* _Gegebene Aufgabe A_: Bearbeite die Zeilen der Daten unten vom Anfang bis einschließlich der Zeile mit „scatter-point-smoker-no: [318, 380, 324, 385]“ und ersetze darin „bounding box“ durch „enclosing box“. Alles andere in diesen Zeilen bleibt unverändert.

* _Text_:

####################

Montag, 21. Oktober 2013

Kurban Bayramınız Mübarek Olsun!

Oder auch schlicht und einfach Fröhliches Opferfest! Kurban Bayramı wird im Islam in Erinnerung an den Propheten Ibrahim (bei uns hört der Gute auf den Namen Abraham) gefeiert, der Allah sogar seinen eigenen Sohn geopfert hätte. Kinder kamen bei uns allerdings nicht auf den Tisch (hoff ich zumindest). Da meine ehemalige, sehr religiöse Gastfamilie schon Wochen vorher von diesen hohen muslimischen Feiertagen erzählt hat und Vorbereitungen für das Fest getroffen hat, war ich sehr gespannt was mich so erwartet.
Die Antwort: Nicht sonderlich viel. Denn einzigen Brauch denn ich bei meiner neuen Gastfamilie, die sich als „flexible muslims“ bezeichnet, mitbekommen habe, ist der Teller mit kleinen Stücken „Opferfleisch“ zum Frühstück. Und sogar ich als eigentlich überzeugter Vegetarier muss zugeben: Sehr, sehr lecker! Aber das trifft ja hier sowieso auf fast alles zu. Ansonsten war 4 Tage entspannen angesagt. Dass heisst bis 12 Uhr schlafen, dann erstmal g’scheit was essen, zuhause oder bei den Nachbarn auf der Couch rumhaengen und literweise Çay und Kaffee trinken und so lange aufbleiben bis auf Skype nur noch der Echo Sound Test Service online ist.

Wo wir grad bei Kaffee sind: Diese Woche kam ich in den Genuss meiner ersten Kaffeesatz-Séance. Dabei wird die Tasse nach dem Trinken einfach auf die Untertasse gestülpt und dann gewartet bis das ganze kalt ist. İn dem Muster, dass sich in der Tasse bildet steht schließlich die Zukunft geschrieben! In meinem Fall der glühende Zorn auf einen Mann mit kurzen schwarzen Haaren. An denen es hier nicht gerade mangelt. Mal sehen mal sehen.
 

Wer hier drin nichts sehen kann...


...der hat eben kein drittes Auge.

Zwischen dem ganzen Rumgegammel muss selbstverständlich auch mal ein bisschen gearbeitet werden: Deutsch-Nachhilfe für meine Gastschwester. Aber auch ich konnte hier noch was dazulernen: Oblowowski, Wallander und (mein Favorit) Bux, sind anscheinend weit verbreitete deutsche Nachnamen. Zumindest wenn man nach dem Arbeitsheft „Vorwärts“ geht. Klar. Müller und Meier sind ja auch langweilig.

Bei den vielen Freunden/Nachbarn/Verwandten, die ich diese Woche so kennengelernt habe, ist mir eins aufgefallen. Die Frage die einem hier als erstes gestellt wird, noch vor dem Namen, ist die nach dem Lieblingsfußball- Verein. Meine ehrliches „I don't care“ wird allerdings ebenso wenig akzeptiert wie mein diplomatisches „I like them all“. Ich bin jetzt also offiziell Dortmund-Fan. Zu meinem Leidwesen scheint immer grad irgendwo ein Dortmund-Spiel zu laufen, was dann mir zuliebe auch gleich eingeschaltet wird. Mein Lieblingsspieler ist übrigens trotzdem Mesut Özil. Es lebe die deutsch-türkische Freundschaft.

####################

* _Gegebene Daten_:
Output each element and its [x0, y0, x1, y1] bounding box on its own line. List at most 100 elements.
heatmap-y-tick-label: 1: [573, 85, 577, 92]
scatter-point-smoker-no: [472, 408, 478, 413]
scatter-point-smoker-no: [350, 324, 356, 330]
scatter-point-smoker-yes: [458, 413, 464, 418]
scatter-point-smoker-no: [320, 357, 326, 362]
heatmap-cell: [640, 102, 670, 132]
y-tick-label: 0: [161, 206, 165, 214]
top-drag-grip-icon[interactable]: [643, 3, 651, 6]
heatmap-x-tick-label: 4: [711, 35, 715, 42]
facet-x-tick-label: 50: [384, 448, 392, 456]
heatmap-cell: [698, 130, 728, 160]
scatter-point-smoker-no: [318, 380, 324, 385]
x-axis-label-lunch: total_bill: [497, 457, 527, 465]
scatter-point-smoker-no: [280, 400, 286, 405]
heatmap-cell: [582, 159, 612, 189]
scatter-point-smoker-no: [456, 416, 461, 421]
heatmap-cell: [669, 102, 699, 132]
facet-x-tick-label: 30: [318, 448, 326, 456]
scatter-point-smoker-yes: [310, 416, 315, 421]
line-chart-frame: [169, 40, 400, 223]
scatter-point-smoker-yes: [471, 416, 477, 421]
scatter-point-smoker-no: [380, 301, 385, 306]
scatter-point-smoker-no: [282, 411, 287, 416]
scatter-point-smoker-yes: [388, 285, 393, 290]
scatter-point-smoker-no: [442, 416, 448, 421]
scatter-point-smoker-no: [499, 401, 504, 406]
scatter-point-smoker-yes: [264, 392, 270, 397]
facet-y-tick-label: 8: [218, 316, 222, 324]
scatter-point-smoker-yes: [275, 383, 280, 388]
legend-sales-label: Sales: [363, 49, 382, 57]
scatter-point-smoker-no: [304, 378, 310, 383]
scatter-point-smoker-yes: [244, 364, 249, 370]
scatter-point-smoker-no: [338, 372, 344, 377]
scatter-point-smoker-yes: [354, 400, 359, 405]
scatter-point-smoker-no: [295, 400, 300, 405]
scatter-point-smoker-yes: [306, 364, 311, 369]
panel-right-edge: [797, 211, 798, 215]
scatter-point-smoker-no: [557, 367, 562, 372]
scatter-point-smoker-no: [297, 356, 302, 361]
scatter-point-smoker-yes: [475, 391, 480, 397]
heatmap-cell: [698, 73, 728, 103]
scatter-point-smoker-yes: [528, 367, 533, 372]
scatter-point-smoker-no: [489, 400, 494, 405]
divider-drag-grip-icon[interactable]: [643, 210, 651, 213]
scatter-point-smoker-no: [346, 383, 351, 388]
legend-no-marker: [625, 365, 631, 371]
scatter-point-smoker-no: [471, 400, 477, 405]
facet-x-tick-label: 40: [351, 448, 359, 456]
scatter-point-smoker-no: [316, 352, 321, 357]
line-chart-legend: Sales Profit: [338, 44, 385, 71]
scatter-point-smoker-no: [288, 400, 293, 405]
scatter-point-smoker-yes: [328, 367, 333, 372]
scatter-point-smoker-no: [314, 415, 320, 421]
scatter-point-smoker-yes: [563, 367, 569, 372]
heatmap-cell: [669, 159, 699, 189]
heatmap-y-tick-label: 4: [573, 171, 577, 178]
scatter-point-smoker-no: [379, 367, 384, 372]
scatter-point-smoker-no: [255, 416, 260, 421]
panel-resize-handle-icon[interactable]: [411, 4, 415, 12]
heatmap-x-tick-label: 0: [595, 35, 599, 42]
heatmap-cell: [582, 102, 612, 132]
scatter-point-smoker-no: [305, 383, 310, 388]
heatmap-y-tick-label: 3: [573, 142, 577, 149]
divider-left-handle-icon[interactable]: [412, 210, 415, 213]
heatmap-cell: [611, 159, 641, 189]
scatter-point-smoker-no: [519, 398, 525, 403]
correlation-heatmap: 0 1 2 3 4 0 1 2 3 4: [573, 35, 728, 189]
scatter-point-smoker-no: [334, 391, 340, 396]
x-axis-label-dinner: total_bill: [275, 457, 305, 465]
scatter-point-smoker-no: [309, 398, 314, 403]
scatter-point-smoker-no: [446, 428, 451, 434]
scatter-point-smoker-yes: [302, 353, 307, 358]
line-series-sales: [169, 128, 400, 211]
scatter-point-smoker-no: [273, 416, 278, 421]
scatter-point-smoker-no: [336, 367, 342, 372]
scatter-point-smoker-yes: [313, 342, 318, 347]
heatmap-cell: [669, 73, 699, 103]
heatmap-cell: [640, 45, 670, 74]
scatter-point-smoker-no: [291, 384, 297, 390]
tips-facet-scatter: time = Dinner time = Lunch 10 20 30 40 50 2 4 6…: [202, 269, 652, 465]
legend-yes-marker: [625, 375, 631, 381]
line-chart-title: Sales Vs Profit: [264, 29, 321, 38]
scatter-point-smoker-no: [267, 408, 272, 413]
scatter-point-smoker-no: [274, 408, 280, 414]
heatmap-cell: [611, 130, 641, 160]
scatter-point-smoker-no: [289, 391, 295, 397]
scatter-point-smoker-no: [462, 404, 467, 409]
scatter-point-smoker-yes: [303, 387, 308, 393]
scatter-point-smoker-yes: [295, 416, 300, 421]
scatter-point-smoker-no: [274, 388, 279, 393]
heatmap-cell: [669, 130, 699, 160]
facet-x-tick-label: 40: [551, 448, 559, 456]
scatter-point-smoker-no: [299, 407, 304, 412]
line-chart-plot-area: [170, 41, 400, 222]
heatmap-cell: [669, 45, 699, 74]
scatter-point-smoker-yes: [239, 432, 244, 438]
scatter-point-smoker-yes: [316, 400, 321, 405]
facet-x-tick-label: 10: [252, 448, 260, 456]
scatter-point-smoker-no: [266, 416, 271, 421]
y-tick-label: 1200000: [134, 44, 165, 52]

####################

* _Gegebene Aufgabe B_: Stimmen diese Aussagen mit dem Blogeintrag überein? (i) Die neue Gastfamilie bezeichnet sich selbst als „flexible muslims“. (ii) Während der Feiertage war eine Woche Entspannung angesagt. (iii) Die Deutsch-Nachhilfe war für den Gastbruder.

* _Lösung A_:
Output each element and its [x0, y0, x1, y1] enclosing box on its own line. List at most 100 elements.
heatmap-y-tick-label: 1: [573, 85, 577, 92]
scatter-point-smoker-no: [472, 408, 478, 413]
scatter-point-smoker-no: [350, 324, 356, 330]
scatter-point-smoker-yes: [458, 413, 464, 418]
scatter-point-smoker-no: [320, 357, 326, 362]
heatmap-cell: [640, 102, 670, 132]
y-tick-label: 0: [161, 206, 165, 214]
top-drag-grip-icon[interactable]: [643, 3, 651, 6]
heatmap-x-tick-label: 4: [711, 35, 715, 42]
facet-x-tick-label: 50: [384, 448, 392, 456]
heatmap-cell: [698, 130, 728, 160]
scatter-point-smoker-no: [318, 380, 324, 385]

* _Lösung B_:
(i) Ja: „bei meiner neuen Gastfamilie, die sich als „flexible muslims“ bezeichnet“
(ii) Nein: „Ansonsten war 4 Tage entspannen angesagt.“
(iii) Nein: „Deutsch-Nachhilfe für meine Gastschwester.“